### Written exercise
What number of lines in the material contain the word "Charge"? Give that number alone.

### Listed records
★ ★ ★ ★ ★

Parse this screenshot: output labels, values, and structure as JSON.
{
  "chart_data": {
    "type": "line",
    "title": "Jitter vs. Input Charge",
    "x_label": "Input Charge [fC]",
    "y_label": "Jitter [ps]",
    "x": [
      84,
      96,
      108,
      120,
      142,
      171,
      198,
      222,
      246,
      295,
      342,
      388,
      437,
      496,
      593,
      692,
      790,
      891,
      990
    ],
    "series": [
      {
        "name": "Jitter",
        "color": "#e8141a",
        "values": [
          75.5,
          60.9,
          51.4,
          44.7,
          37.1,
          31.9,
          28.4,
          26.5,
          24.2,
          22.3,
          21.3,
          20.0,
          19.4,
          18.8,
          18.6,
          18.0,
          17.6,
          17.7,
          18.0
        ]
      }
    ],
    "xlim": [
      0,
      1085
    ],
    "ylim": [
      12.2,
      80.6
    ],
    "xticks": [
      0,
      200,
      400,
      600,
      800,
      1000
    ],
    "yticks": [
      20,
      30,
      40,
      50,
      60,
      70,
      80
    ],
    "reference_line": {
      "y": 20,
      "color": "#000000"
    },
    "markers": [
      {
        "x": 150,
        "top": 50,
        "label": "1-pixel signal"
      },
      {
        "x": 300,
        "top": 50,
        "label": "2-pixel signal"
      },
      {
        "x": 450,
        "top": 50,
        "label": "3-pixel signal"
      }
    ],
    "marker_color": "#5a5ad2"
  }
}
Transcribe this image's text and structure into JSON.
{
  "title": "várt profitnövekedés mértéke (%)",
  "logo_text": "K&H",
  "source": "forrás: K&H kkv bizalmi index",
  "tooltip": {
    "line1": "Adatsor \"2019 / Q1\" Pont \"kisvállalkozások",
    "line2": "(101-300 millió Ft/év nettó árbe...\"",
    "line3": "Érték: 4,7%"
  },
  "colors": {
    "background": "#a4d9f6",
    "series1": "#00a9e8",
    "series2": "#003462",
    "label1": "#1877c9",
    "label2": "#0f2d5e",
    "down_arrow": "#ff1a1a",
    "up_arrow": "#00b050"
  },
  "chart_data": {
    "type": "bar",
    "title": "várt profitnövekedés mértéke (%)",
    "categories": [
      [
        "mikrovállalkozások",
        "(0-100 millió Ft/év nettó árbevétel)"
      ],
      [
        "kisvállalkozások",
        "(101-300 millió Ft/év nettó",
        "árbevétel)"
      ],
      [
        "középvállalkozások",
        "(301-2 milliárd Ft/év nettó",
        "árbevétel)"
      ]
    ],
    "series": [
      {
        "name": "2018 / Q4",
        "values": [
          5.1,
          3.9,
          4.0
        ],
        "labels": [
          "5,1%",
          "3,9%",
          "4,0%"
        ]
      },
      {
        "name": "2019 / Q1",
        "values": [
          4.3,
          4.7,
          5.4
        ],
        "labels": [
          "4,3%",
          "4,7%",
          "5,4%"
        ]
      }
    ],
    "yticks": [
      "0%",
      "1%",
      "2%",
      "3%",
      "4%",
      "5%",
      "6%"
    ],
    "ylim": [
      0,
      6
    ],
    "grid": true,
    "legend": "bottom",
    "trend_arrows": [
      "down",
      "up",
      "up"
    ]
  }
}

★ ★ ★ ★ ★

### Written solution
2